## EXTRACTED ENTRIES
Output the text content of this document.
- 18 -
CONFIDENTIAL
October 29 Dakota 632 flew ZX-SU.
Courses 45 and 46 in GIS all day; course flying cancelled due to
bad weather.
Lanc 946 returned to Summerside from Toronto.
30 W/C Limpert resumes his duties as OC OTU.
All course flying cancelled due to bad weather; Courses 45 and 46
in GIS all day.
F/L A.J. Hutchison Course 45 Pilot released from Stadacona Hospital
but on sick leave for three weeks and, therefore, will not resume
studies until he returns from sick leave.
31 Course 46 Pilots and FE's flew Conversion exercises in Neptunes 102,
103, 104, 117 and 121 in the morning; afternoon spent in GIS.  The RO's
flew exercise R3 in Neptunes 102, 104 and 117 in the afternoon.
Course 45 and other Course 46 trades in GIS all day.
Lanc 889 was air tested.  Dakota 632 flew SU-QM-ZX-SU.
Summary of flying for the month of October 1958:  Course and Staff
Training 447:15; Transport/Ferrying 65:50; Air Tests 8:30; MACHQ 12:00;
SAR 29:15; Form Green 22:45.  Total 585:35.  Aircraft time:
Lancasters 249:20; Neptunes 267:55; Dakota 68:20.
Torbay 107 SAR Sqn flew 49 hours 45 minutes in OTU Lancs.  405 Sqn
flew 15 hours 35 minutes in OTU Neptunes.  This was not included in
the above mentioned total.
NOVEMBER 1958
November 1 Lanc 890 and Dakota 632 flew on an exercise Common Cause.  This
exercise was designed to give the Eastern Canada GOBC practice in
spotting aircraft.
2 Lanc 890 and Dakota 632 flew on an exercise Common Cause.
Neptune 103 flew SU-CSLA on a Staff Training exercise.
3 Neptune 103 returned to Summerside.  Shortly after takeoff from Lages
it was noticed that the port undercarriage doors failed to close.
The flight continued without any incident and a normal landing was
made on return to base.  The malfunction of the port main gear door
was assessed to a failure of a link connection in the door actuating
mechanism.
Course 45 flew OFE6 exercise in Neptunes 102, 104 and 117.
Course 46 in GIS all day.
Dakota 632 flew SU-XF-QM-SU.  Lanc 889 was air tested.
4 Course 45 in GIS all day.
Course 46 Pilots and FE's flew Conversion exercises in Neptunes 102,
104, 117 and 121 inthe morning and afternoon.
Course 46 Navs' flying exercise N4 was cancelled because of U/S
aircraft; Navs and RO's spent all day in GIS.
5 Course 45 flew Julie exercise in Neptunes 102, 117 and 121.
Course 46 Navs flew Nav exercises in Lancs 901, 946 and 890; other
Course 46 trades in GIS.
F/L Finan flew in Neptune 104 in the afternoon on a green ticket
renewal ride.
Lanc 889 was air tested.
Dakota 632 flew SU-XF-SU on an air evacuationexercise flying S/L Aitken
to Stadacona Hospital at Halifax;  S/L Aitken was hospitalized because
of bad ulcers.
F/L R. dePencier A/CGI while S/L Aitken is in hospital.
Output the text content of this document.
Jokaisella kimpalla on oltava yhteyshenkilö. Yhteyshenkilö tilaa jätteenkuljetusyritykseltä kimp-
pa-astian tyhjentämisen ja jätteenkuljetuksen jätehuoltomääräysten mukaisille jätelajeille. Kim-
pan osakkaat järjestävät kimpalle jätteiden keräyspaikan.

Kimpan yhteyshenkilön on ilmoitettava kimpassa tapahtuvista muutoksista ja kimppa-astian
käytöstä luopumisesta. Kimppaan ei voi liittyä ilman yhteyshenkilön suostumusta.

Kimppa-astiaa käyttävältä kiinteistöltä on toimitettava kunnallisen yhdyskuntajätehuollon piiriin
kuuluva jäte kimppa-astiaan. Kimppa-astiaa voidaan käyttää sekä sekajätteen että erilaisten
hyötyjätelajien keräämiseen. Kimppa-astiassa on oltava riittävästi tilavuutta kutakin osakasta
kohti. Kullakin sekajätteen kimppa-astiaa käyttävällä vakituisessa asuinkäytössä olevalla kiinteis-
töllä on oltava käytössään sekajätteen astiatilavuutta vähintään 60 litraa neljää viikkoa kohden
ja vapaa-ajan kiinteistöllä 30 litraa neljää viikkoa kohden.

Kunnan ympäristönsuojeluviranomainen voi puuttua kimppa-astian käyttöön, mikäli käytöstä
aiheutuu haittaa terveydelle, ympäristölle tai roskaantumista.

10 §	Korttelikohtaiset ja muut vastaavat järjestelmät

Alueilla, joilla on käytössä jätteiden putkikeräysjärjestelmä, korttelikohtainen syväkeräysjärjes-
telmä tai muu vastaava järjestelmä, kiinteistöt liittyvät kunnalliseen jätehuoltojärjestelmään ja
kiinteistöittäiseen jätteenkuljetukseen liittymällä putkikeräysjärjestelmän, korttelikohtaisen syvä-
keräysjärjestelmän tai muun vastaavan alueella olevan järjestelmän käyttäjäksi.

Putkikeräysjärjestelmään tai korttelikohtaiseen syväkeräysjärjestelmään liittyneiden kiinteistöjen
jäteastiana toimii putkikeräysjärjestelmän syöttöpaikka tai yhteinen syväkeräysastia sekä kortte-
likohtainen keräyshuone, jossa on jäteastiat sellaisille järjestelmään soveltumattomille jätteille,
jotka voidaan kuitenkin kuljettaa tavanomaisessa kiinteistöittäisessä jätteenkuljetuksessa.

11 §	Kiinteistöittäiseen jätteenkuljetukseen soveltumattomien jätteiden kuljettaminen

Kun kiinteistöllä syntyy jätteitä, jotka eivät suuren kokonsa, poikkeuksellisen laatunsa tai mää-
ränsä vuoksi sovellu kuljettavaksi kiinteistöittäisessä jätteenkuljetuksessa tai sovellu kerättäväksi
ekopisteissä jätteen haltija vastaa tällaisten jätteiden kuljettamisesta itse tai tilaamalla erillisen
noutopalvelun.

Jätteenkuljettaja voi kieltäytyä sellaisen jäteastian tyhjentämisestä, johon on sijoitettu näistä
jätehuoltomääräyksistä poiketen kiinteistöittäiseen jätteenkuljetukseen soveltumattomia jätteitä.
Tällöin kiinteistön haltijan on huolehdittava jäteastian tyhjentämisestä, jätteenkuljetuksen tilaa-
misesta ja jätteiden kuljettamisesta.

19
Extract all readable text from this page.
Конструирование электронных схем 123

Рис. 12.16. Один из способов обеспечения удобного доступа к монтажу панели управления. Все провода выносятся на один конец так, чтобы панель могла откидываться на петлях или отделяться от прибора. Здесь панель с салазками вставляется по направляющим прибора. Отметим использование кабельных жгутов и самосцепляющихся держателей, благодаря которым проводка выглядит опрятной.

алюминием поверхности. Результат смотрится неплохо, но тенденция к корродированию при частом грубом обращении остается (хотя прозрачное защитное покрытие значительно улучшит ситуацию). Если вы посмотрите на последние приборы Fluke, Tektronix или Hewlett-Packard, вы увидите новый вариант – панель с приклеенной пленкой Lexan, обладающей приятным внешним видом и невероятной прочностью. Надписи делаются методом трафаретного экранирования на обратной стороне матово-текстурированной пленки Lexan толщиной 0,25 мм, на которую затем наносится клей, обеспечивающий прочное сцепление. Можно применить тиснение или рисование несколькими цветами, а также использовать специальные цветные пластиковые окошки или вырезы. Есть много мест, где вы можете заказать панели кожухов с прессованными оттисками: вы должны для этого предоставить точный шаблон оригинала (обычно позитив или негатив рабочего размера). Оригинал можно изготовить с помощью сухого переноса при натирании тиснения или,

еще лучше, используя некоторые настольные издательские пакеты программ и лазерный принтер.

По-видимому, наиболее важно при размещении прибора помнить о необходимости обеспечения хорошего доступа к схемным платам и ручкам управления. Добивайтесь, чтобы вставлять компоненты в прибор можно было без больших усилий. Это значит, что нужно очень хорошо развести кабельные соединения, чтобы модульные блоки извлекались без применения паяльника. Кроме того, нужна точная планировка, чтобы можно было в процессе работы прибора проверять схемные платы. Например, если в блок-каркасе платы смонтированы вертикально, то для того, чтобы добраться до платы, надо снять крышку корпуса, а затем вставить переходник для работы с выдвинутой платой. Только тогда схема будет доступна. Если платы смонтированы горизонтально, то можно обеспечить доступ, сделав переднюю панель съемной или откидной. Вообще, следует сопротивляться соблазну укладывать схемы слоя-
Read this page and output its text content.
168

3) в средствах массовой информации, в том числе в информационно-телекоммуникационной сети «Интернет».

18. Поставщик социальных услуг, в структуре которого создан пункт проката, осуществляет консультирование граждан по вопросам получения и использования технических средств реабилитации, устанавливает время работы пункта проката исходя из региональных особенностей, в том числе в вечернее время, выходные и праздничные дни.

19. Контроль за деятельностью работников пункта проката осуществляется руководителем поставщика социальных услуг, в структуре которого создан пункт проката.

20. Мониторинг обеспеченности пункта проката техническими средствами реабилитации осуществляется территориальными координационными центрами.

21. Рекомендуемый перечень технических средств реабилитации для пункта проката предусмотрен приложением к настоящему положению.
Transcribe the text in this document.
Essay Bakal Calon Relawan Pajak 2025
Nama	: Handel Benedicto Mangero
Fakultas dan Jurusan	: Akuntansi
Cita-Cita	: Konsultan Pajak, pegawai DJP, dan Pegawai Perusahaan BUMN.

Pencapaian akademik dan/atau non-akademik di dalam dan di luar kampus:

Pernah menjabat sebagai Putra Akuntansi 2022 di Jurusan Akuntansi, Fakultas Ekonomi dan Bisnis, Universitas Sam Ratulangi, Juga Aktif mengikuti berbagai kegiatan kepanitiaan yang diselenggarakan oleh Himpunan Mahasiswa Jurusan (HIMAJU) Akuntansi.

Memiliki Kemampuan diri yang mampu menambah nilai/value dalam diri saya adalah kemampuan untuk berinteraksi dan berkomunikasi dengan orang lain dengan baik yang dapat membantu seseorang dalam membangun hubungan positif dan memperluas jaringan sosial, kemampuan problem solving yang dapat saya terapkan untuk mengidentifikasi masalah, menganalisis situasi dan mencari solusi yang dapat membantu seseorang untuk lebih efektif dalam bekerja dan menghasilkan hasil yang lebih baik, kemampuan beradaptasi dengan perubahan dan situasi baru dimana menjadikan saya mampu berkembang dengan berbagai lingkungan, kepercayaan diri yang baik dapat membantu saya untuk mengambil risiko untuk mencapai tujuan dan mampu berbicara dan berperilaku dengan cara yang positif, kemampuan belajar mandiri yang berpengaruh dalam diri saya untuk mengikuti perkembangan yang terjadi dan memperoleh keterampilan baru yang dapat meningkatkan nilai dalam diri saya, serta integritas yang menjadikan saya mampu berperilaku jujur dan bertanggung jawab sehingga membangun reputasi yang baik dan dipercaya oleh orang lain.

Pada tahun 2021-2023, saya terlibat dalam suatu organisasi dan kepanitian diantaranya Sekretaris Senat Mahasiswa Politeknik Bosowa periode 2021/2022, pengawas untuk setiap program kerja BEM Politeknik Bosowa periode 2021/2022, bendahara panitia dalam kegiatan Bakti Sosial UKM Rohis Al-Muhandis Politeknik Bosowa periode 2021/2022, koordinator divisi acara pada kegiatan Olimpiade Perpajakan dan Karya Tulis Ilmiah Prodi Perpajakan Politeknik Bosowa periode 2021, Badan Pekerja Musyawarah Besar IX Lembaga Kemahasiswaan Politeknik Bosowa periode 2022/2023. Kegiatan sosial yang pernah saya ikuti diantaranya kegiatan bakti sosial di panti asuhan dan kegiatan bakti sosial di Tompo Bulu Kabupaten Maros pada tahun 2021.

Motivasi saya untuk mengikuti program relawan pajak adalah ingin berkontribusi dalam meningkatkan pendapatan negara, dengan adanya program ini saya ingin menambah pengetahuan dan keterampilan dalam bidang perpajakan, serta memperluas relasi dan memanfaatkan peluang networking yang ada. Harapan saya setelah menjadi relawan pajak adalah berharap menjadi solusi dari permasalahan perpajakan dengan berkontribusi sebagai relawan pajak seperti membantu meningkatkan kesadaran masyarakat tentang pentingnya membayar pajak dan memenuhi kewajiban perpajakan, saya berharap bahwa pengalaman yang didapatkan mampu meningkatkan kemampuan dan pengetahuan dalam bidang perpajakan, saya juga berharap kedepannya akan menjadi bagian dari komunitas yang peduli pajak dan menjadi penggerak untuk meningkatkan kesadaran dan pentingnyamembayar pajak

## THE PROBLEM
Give the number of lines above that hold the word "sick", and nothing more.

## THE ANSWER
2